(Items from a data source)
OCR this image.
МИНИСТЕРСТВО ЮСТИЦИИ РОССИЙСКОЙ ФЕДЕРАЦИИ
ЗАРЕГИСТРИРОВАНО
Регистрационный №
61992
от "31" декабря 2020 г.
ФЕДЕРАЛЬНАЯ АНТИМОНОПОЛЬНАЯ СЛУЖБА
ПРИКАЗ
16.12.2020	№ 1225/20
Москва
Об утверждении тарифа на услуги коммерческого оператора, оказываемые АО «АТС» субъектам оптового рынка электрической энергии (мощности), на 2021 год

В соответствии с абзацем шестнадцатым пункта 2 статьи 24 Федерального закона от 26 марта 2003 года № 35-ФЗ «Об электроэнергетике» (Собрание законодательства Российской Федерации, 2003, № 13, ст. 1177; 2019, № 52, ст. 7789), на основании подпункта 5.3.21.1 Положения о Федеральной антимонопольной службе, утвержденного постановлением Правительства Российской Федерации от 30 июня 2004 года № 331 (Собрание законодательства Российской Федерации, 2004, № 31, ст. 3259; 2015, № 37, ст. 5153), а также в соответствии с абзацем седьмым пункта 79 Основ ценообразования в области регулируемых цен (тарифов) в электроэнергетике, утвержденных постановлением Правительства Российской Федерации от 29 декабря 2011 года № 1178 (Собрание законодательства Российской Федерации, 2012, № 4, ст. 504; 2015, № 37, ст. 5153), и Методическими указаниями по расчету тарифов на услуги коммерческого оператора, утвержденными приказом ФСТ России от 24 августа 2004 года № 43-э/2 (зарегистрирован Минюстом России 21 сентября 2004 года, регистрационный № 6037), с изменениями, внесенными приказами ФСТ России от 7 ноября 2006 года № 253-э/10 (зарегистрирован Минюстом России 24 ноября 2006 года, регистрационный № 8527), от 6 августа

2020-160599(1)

- _Requirements_:
Select every line of the records holding the string "оператора".

- _Solution for this problem_:
Об утверждении тарифа на услуги коммерческого оператора, оказываемые АО «АТС» субъектам оптового рынка электрической энергии (мощности), на 2021 год
В соответствии с абзацем шестнадцатым пункта 2 статьи 24 Федерального закона от 26 марта 2003 года № 35-ФЗ «Об электроэнергетике» (Собрание законодательства Российской Федерации, 2003, № 13, ст. 1177; 2019, № 52, ст. 7789), на основании подпункта 5.3.21.1 Положения о Федеральной антимонопольной службе, утвержденного постановлением Правительства Российской Федерации от 30 июня 2004 года № 331 (Собрание законодательства Российской Федерации, 2004, № 31, ст. 3259; 2015, № 37, ст. 5153), а также в соответствии с абзацем седьмым пункта 79 Основ ценообразования в области регулируемых цен (тарифов) в электроэнергетике, утвержденных постановлением Правительства Российской Федерации от 29 декабря 2011 года № 1178 (Собрание законодательства Российской Федерации, 2012, № 4, ст. 504; 2015, № 37, ст. 5153), и Методическими указаниями по расчету тарифов на услуги коммерческого оператора, утвержденными приказом ФСТ России от 24 августа 2004 года № 43-э/2 (зарегистрирован Минюстом России 21 сентября 2004 года, регистрационный № 6037), с изменениями, внесенными приказами ФСТ России от 7 ноября 2006 года № 253-э/10 (зарегистрирован Минюстом России 24 ноября 2006 года, регистрационный № 8527), от 6 августа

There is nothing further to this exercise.